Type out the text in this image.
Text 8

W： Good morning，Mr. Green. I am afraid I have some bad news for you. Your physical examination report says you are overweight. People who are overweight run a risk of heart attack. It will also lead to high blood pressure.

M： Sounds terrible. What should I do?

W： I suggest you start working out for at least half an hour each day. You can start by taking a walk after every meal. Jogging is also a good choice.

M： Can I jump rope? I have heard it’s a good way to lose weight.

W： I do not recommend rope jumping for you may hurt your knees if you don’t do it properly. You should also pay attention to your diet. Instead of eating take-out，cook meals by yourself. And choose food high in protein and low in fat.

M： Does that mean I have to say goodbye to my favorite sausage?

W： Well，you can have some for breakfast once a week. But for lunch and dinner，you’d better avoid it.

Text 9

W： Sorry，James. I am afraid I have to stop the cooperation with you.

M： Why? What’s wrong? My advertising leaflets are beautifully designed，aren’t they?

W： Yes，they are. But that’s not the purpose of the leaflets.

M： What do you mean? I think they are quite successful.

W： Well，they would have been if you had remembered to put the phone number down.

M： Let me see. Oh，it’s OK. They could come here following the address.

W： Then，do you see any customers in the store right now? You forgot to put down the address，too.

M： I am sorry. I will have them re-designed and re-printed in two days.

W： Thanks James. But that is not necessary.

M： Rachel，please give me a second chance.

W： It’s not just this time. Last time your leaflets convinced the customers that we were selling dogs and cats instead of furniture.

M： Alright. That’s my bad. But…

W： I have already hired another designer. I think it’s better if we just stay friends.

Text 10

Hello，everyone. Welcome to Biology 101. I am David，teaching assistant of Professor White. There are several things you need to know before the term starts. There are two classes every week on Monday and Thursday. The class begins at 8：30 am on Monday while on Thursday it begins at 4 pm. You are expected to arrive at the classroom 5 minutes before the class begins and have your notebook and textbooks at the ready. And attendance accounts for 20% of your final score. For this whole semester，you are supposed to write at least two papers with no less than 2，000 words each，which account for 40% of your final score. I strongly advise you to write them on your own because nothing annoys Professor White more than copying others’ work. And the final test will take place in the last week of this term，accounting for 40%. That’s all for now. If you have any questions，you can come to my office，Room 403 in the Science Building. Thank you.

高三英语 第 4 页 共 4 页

********************

Recopy the whole listing exactly.

Written response.
Type out the text in this image.
Text 8

W： Good morning，Mr. Green. I am afraid I have some bad news for you. Your physical examination report says you are overweight. People who are overweight run a risk of heart attack. It will also lead to high blood pressure.

M： Sounds terrible. What should I do?

W： I suggest you start working out for at least half an hour each day. You can start by taking a walk after every meal. Jogging is also a good choice.

M： Can I jump rope? I have heard it’s a good way to lose weight.

W： I do not recommend rope jumping for you may hurt your knees if you don’t do it properly. You should also pay attention to your diet. Instead of eating take-out，cook meals by yourself. And choose food high in protein and low in fat.

M： Does that mean I have to say goodbye to my favorite sausage?

W： Well，you can have some for breakfast once a week. But for lunch and dinner，you’d better avoid it.

Text 9

W： Sorry，James. I am afraid I have to stop the cooperation with you.

M： Why? What’s wrong? My advertising leaflets are beautifully designed，aren’t they?

W： Yes，they are. But that’s not the purpose of the leaflets.

M： What do you mean? I think they are quite successful.

W： Well，they would have been if you had remembered to put the phone number down.

M： Let me see. Oh，it’s OK. They could come here following the address.

W： Then，do you see any customers in the store right now? You forgot to put down the address，too.

M： I am sorry. I will have them re-designed and re-printed in two days.

W： Thanks James. But that is not necessary.

M： Rachel，please give me a second chance.

W： It’s not just this time. Last time your leaflets convinced the customers that we were selling dogs and cats instead of furniture.

M： Alright. That’s my bad. But…

W： I have already hired another designer. I think it’s better if we just stay friends.

Text 10

Hello，everyone. Welcome to Biology 101. I am David，teaching assistant of Professor White. There are several things you need to know before the term starts. There are two classes every week on Monday and Thursday. The class begins at 8：30 am on Monday while on Thursday it begins at 4 pm. You are expected to arrive at the classroom 5 minutes before the class begins and have your notebook and textbooks at the ready. And attendance accounts for 20% of your final score. For this whole semester，you are supposed to write at least two papers with no less than 2，000 words each，which account for 40% of your final score. I strongly advise you to write them on your own because nothing annoys Professor White more than copying others’ work. And the final test will take place in the last week of this term，accounting for 40%. That’s all for now. If you have any questions，you can come to my office，Room 403 in the Science Building. Thank you.

高三英语 第 4 页 共 4 页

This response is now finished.